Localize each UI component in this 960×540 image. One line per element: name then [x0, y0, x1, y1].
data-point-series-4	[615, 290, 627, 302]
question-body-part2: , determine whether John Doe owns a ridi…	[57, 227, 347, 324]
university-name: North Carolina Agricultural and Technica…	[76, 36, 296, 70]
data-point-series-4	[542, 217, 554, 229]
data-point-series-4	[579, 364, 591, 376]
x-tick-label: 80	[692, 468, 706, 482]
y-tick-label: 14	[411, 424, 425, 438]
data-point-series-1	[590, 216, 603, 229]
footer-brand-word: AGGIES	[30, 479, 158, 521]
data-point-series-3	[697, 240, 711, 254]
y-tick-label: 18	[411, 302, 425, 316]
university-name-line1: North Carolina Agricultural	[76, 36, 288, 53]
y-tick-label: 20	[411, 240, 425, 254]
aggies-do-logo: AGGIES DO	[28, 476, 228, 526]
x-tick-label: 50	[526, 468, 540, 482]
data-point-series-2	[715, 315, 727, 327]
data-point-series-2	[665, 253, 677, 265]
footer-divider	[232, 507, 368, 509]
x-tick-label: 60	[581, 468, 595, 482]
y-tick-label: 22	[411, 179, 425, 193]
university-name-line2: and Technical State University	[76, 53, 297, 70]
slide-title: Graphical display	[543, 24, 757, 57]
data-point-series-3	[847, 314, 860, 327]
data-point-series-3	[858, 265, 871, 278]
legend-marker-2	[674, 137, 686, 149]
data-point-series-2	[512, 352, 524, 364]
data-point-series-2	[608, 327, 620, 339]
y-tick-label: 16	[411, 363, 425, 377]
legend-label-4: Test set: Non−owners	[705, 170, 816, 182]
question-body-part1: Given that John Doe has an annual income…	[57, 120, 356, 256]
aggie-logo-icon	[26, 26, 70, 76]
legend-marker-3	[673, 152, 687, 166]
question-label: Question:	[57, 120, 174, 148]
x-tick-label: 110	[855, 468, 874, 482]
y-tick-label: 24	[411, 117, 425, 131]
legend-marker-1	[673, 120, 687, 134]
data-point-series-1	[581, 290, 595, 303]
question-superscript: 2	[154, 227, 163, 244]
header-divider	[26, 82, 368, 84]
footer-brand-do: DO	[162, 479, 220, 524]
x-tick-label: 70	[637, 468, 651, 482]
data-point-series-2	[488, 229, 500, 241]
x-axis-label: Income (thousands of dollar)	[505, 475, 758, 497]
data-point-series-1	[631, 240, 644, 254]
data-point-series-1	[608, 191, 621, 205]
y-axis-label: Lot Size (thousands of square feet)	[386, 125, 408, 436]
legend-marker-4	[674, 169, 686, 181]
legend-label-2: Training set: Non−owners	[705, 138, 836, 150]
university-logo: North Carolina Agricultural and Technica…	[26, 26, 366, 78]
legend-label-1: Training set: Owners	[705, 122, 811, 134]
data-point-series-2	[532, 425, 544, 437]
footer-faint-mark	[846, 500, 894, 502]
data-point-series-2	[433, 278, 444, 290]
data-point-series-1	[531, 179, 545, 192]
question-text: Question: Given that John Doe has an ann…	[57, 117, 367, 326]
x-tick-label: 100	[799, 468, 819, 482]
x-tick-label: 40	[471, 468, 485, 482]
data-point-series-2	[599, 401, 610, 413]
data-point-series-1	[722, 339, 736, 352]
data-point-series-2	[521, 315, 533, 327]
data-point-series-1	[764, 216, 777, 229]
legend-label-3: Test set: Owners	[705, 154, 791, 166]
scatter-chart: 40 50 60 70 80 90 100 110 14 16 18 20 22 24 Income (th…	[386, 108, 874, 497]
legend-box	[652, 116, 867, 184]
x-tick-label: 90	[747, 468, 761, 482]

§ Problem to solve
Repeat the stretch of the entries from the very first line through the line containing "468, 706, 482]", both included, copying each line unchanged.

§ Worked solution
Localize each UI component in this 960×540 image. One line per element: name then [x0, y0, x1, y1].
data-point-series-4	[615, 290, 627, 302]
question-body-part2: , determine whether John Doe owns a ridi…	[57, 227, 347, 324]
university-name: North Carolina Agricultural and Technica…	[76, 36, 296, 70]
data-point-series-4	[542, 217, 554, 229]
data-point-series-4	[579, 364, 591, 376]
x-tick-label: 80	[692, 468, 706, 482]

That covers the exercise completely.